Article ->

-=-=-=-=-

# Pausing Door Dash



## iheartsubarus (Dec 23, 2019)

Has anyone else had issues with pausing door dash and still receiving orders? It’s happened twice already and it’s killing my acceptance rate.


----------



## Fuzzyelvis (Dec 7, 2014)

iheartsubarus said:


> Has anyone else had issues with pausing door dash and still receiving orders? It's happened twice already and it's killing my acceptance rate.


I don't pause anymore because if you go more than 30 minutes they take you offline. I just decline everything until I'm ready. Plus that way if they send me some crazy good trip where there's clearly a huge tip I'll drop what I'm doing and jump on it.


----------



## Teksaz (Mar 16, 2015)

Why would anyone be worried about their acceptance rating on DD?? You must be one of those good little Dashers that take all the garbage lol 
You must make about $6-9 bucks an hour.


----------



## Seamus (Jun 21, 2018)

iheartsubarus said:


> Has anyone else had issues with pausing door dash and still receiving orders? It's happened twice already and it's killing my acceptance rate.


DD has more app issues than the other companies. Yes that has happened to me a couple times. If your new, you will soon find a host of other app problems from time to time. Once I was completely signed out of the app at home and kept getting texts for "new orders". LOL

P.S. Don't worry about your acceptance rate.


----------



## RideshareDog (Feb 25, 2019)

The worst is when you put the app to the background and they put you on a pause or when your phone is locked and you come back and see your shift is over cuz the app put you on pause without telling you. I have to constantly check my phone to make sure these assholes didn't pause my shift. 
Don't have that issue with eats.


----------



## uberboy1212 (Jan 10, 2017)

I love how the 35 min timer resets every time you pause now, perfect for multi apping


----------



## rideshareapphero (Mar 30, 2018)

The app lags a lot, sometimes if you pause 2 or 3 times the app kicks off the block, I don't pause anymore, my acceptance rate is 19%.


----------



## Uberdriver2710 (Jul 15, 2015)

-=-=-=-=-

Data provided ->
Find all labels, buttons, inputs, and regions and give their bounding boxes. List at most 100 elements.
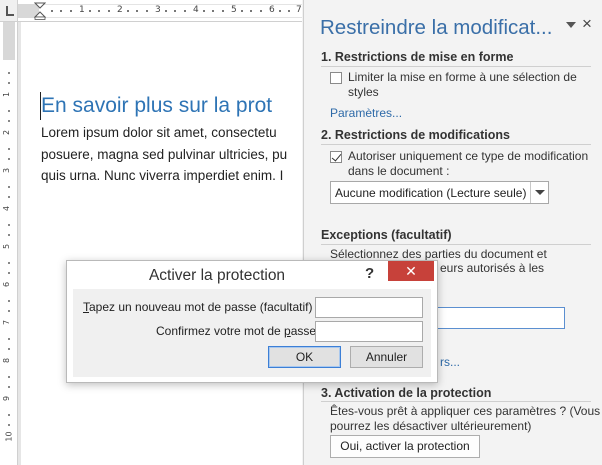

-=-=-=-=-

Set exercise -> Could you write out the passage of the thread on pausing DoorDash from "## rideshareapphero (Mar" up to and including "rate is 19%.", word for word? The data is separate material, distinct from the thread on pausing DoorDash.

Answer to the task ->
## rideshareapphero (Mar 30, 2018)

The app lags a lot, sometimes if you pause 2 or 3 times the app kicks off the block, I don't pause anymore, my acceptance rate is 19%.